— begin —

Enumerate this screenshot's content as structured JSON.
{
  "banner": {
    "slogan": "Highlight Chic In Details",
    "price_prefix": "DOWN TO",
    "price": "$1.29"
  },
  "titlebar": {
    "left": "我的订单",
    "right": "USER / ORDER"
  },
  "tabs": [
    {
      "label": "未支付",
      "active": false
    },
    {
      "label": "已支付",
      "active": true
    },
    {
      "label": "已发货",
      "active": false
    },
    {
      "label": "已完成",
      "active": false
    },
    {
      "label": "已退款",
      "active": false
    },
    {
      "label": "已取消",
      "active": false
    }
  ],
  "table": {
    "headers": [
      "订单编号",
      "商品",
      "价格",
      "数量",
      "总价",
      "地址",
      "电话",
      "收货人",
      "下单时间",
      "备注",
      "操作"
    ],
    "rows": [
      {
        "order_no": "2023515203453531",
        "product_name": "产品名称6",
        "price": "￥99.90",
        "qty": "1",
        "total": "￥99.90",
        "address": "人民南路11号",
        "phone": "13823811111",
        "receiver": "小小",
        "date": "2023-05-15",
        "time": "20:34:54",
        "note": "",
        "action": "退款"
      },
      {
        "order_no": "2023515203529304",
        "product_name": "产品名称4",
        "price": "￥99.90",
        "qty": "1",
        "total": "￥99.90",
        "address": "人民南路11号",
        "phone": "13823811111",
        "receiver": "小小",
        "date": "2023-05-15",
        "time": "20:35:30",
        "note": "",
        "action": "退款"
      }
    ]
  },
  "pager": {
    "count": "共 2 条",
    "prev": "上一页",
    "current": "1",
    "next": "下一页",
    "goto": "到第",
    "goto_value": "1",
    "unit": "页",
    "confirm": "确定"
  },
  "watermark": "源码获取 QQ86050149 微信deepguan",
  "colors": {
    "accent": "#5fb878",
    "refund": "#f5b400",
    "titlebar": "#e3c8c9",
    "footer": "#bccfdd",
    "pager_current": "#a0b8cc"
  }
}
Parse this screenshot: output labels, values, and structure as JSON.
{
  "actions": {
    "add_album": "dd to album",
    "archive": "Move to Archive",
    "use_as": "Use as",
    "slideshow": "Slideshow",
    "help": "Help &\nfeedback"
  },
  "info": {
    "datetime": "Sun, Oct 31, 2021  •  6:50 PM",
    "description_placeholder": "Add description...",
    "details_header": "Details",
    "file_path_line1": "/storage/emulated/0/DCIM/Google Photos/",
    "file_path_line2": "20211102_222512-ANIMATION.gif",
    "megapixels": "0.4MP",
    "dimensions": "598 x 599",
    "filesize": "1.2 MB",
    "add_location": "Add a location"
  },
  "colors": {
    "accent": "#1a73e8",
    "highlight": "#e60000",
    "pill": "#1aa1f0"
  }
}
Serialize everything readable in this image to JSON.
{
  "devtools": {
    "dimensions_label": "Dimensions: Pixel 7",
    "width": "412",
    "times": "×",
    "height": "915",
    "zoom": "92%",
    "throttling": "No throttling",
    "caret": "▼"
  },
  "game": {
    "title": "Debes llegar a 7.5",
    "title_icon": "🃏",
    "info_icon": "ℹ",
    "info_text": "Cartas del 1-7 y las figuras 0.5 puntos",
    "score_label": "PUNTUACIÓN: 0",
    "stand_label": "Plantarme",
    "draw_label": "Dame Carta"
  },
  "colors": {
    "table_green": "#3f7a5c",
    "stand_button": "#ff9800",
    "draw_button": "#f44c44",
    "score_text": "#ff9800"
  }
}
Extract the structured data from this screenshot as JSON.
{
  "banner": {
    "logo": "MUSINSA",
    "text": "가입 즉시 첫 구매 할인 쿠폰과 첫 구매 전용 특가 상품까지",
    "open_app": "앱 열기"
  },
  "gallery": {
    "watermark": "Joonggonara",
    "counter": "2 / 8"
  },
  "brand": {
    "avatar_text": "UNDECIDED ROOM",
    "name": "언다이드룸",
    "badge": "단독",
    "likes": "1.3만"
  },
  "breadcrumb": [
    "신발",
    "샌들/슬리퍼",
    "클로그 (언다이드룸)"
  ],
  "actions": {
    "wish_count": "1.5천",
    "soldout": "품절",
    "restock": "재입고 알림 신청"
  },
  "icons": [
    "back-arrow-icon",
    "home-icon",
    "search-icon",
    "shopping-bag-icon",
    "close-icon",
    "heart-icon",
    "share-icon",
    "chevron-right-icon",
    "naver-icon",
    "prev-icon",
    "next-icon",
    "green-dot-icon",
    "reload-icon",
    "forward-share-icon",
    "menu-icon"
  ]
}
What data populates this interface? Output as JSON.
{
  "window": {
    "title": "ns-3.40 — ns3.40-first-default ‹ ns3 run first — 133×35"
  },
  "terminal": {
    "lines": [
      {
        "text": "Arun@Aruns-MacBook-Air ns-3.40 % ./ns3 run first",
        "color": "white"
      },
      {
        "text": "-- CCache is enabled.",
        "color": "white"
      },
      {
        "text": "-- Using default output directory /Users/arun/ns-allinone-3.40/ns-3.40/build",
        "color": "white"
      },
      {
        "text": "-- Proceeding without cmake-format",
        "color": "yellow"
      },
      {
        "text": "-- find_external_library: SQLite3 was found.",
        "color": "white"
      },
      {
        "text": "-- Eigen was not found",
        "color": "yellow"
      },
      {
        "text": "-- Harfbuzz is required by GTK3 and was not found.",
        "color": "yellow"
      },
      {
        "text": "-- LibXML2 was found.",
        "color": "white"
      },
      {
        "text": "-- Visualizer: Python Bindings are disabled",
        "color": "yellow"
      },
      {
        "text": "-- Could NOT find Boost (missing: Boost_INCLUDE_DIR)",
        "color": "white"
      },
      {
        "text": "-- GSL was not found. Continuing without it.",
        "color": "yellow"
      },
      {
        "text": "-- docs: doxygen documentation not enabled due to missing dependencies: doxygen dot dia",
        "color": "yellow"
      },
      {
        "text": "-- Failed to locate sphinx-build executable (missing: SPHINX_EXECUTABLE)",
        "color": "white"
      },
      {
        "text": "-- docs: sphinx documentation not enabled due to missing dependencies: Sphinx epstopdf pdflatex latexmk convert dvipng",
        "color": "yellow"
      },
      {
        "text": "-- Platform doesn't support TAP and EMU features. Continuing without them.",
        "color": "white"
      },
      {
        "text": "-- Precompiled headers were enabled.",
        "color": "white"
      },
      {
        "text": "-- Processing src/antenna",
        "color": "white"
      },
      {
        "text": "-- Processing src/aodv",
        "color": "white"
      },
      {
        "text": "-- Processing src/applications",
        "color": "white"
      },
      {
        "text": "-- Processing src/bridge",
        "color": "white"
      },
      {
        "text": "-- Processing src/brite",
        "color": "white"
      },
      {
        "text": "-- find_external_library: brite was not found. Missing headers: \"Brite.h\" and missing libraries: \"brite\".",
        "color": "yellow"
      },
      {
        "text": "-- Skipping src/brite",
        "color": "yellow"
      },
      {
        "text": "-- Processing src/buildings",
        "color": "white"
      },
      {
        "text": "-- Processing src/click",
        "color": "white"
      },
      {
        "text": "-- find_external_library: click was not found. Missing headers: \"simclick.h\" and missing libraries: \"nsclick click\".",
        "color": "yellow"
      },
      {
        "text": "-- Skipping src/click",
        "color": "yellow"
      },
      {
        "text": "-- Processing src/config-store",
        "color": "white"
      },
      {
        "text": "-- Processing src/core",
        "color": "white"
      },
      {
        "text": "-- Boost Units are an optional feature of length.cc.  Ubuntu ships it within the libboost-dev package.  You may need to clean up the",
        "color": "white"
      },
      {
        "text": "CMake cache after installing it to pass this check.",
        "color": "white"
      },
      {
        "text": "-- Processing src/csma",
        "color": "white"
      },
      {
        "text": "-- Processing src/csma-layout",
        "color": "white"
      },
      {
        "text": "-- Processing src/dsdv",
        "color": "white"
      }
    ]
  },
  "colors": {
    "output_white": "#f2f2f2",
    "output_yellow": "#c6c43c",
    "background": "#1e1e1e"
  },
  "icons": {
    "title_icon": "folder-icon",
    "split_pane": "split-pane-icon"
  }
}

— end —

State how many lines of the listing include the word "headers". Reply with the number alone.

REPLY TO THE EXERCISE:
4